- _Requirements_: Give back each entry unchanged, minus pictures.

── Items ──

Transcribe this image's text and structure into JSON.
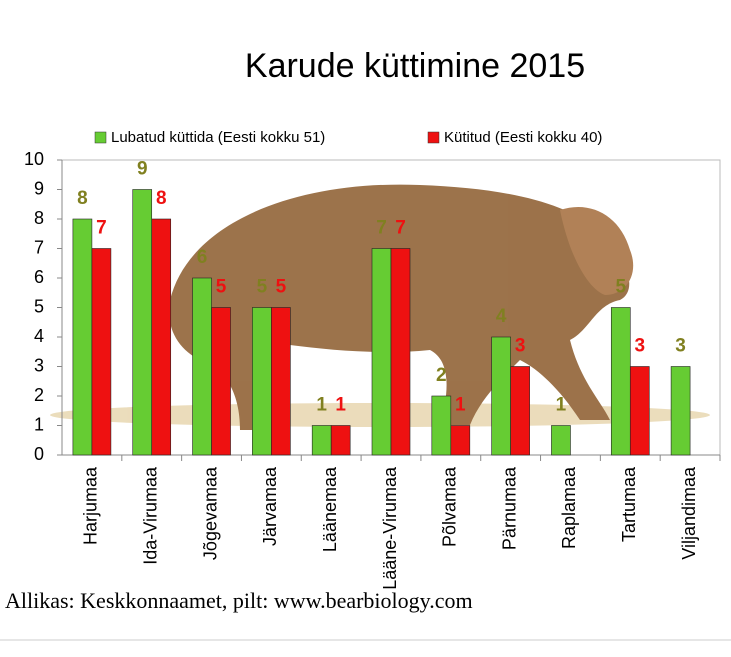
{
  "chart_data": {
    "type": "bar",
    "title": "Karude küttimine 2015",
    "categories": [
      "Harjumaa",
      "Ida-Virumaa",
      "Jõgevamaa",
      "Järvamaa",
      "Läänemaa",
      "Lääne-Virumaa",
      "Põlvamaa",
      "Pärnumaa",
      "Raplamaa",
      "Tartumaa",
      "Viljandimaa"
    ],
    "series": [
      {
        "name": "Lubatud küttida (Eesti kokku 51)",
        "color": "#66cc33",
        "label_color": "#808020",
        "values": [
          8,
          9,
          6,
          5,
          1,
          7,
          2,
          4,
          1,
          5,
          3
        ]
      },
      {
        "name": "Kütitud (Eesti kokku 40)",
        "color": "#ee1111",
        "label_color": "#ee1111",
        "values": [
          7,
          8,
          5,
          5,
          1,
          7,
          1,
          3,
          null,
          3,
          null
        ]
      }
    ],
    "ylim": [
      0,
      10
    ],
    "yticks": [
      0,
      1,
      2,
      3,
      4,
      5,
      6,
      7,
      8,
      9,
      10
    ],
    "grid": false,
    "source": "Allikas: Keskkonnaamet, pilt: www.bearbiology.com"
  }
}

───

- _The output_:
Transcribe this image's text and structure into JSON.
{
  "chart_data": {
    "type": "bar",
    "title": "Karude küttimine 2015",
    "categories": [
      "Harjumaa",
      "Ida-Virumaa",
      "Jõgevamaa",
      "Järvamaa",
      "Läänemaa",
      "Lääne-Virumaa",
      "Põlvamaa",
      "Pärnumaa",
      "Raplamaa",
      "Tartumaa",
      "Viljandimaa"
    ],
    "series": [
      {
        "name": "Lubatud küttida (Eesti kokku 51)",
        "color": "#66cc33",
        "label_color": "#808020",
        "values": [
          8,
          9,
          6,
          5,
          1,
          7,
          2,
          4,
          1,
          5,
          3
        ]
      },
      {
        "name": "Kütitud (Eesti kokku 40)",
        "color": "#ee1111",
        "label_color": "#ee1111",
        "values": [
          7,
          8,
          5,
          5,
          1,
          7,
          1,
          3,
          null,
          3,
          null
        ]
      }
    ],
    "ylim": [
      0,
      10
    ],
    "yticks": [
      0,
      1,
      2,
      3,
      4,
      5,
      6,
      7,
      8,
      9,
      10
    ],
    "grid": false,
    "source": "Allikas: Keskkonnaamet, pilt: www.bearbiology.com"
  }
}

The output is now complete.